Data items
......

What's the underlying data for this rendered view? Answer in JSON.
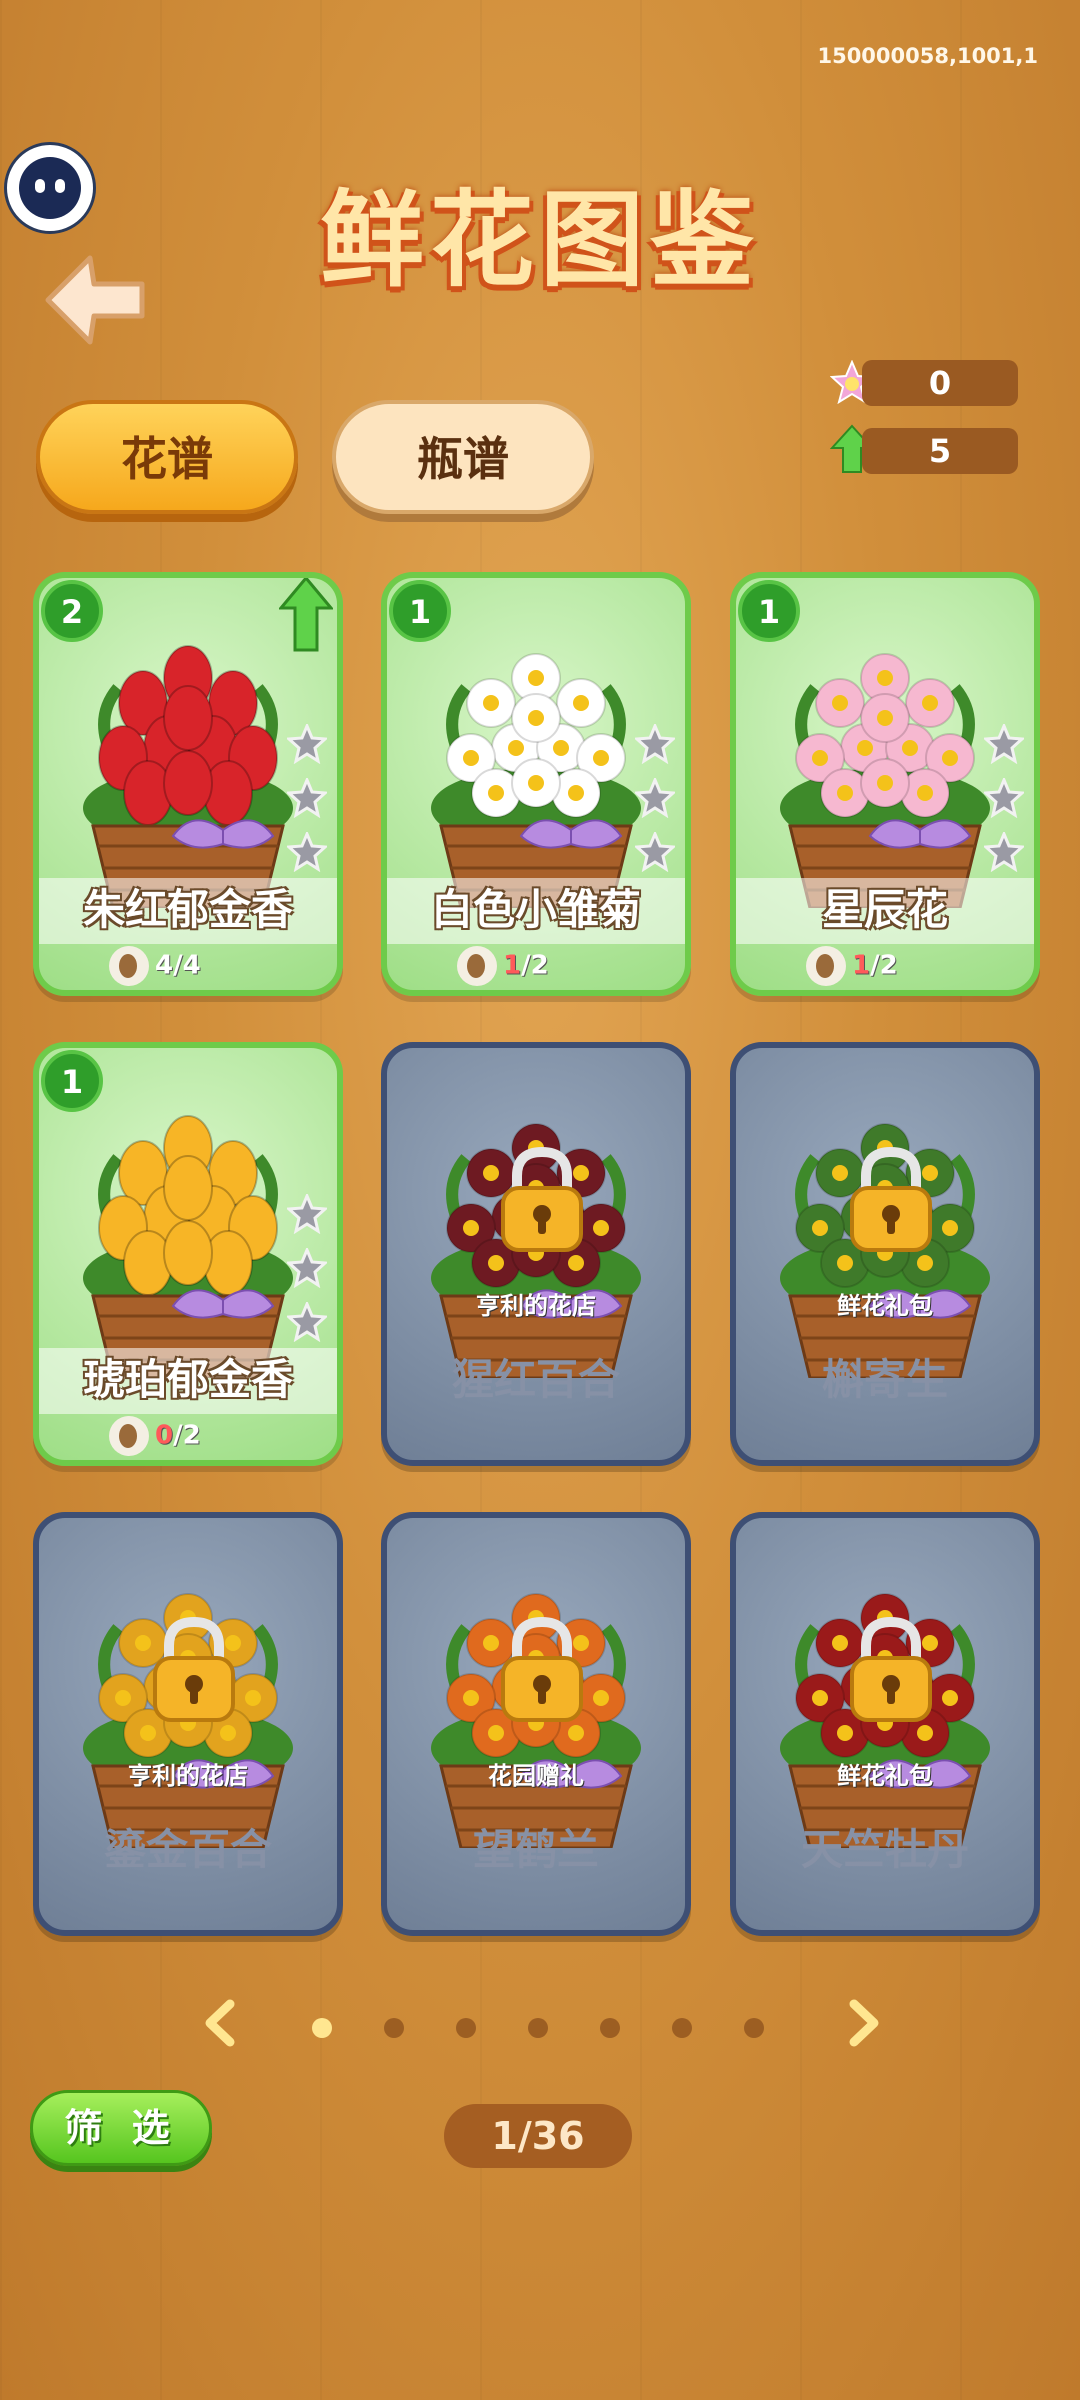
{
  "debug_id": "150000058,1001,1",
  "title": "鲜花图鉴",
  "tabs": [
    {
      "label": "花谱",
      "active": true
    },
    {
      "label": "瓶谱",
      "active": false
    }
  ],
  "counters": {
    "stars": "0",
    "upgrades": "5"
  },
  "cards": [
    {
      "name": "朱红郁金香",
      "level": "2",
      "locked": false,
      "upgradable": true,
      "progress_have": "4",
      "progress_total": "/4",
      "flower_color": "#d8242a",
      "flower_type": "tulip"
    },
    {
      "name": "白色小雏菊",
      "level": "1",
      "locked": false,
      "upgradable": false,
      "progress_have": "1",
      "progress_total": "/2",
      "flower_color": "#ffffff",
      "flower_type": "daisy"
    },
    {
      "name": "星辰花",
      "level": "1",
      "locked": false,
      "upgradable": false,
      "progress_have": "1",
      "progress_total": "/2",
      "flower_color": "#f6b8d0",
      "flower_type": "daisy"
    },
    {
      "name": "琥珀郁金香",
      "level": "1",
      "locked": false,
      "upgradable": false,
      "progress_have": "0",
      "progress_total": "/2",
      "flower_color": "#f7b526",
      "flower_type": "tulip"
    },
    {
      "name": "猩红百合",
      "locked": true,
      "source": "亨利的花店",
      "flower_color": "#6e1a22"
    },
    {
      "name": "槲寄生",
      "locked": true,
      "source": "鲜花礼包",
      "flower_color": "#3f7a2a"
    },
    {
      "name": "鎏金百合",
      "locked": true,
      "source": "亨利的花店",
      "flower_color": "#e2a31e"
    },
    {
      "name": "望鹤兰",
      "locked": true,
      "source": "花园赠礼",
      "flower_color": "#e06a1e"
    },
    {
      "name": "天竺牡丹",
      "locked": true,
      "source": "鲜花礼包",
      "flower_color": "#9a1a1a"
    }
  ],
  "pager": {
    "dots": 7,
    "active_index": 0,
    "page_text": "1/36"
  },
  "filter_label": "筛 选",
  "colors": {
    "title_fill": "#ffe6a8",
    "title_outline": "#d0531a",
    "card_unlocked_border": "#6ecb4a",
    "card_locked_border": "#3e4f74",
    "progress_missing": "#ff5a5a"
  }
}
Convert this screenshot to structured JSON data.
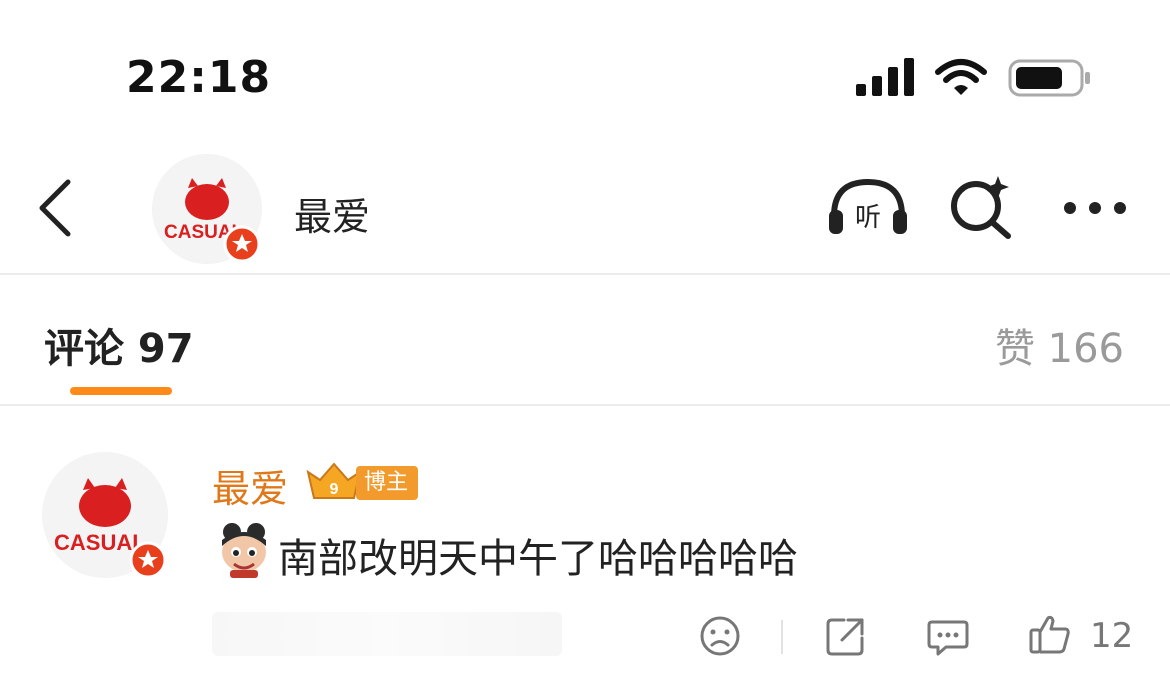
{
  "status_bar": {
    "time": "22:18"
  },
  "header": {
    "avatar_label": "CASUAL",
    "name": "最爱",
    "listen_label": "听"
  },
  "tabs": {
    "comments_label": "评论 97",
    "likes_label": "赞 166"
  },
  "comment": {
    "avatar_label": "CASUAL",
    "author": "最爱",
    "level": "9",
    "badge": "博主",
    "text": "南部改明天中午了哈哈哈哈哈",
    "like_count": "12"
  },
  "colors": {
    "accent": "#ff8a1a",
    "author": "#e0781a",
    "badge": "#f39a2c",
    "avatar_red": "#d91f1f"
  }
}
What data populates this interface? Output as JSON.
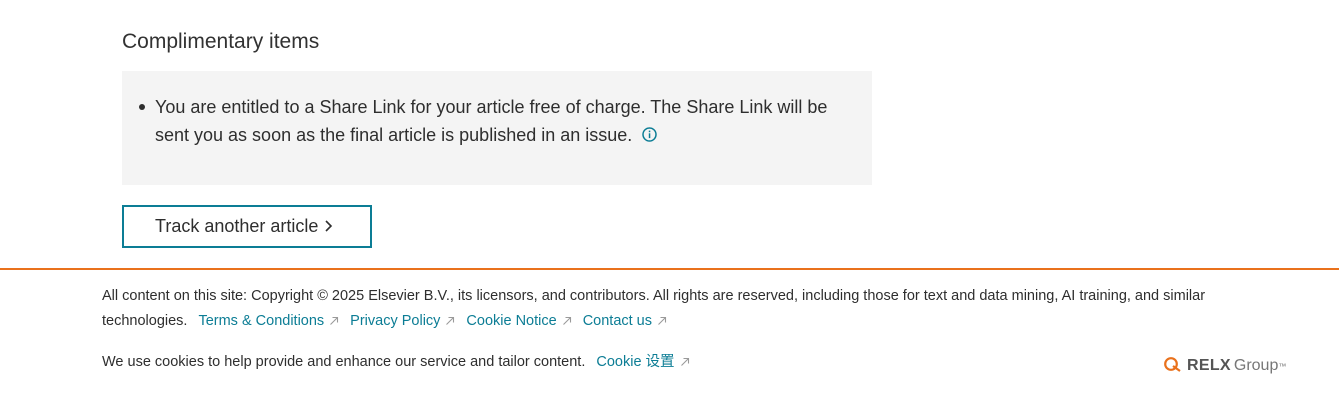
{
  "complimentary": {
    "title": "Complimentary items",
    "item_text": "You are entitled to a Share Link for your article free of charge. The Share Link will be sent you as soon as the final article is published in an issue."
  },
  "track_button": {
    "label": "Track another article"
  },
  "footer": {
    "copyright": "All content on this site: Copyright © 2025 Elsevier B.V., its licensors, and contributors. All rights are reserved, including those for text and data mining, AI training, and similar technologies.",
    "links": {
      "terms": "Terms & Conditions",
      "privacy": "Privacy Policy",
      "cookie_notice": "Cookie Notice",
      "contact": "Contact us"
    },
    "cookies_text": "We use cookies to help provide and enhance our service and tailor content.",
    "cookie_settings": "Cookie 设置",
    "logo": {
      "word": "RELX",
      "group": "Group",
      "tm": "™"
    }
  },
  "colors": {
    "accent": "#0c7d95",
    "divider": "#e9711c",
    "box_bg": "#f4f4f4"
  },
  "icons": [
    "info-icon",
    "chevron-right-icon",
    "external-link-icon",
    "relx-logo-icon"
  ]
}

......

DIRECTIONS FOR THIS TASK ▸ Write out an exact copy of the lines beginning at the line that contains "What data populates" and ending at the last line of the listing. Exclude pictures.

COMPLETE OUTPUT ▸
What data populates this interface? Output as JSON.
{
  "complimentary": {
    "title": "Complimentary items",
    "item_text": "You are entitled to a Share Link for your article free of charge. The Share Link will be sent you as soon as the final article is published in an issue."
  },
  "track_button": {
    "label": "Track another article"
  },
  "footer": {
    "copyright": "All content on this site: Copyright © 2025 Elsevier B.V., its licensors, and contributors. All rights are reserved, including those for text and data mining, AI training, and similar technologies.",
    "links": {
      "terms": "Terms & Conditions",
      "privacy": "Privacy Policy",
      "cookie_notice": "Cookie Notice",
      "contact": "Contact us"
    },
    "cookies_text": "We use cookies to help provide and enhance our service and tailor content.",
    "cookie_settings": "Cookie 设置",
    "logo": {
      "word": "RELX",
      "group": "Group",
      "tm": "™"
    }
  },
  "colors": {
    "accent": "#0c7d95",
    "divider": "#e9711c",
    "box_bg": "#f4f4f4"
  },
  "icons": [
    "info-icon",
    "chevron-right-icon",
    "external-link-icon",
    "relx-logo-icon"
  ]
}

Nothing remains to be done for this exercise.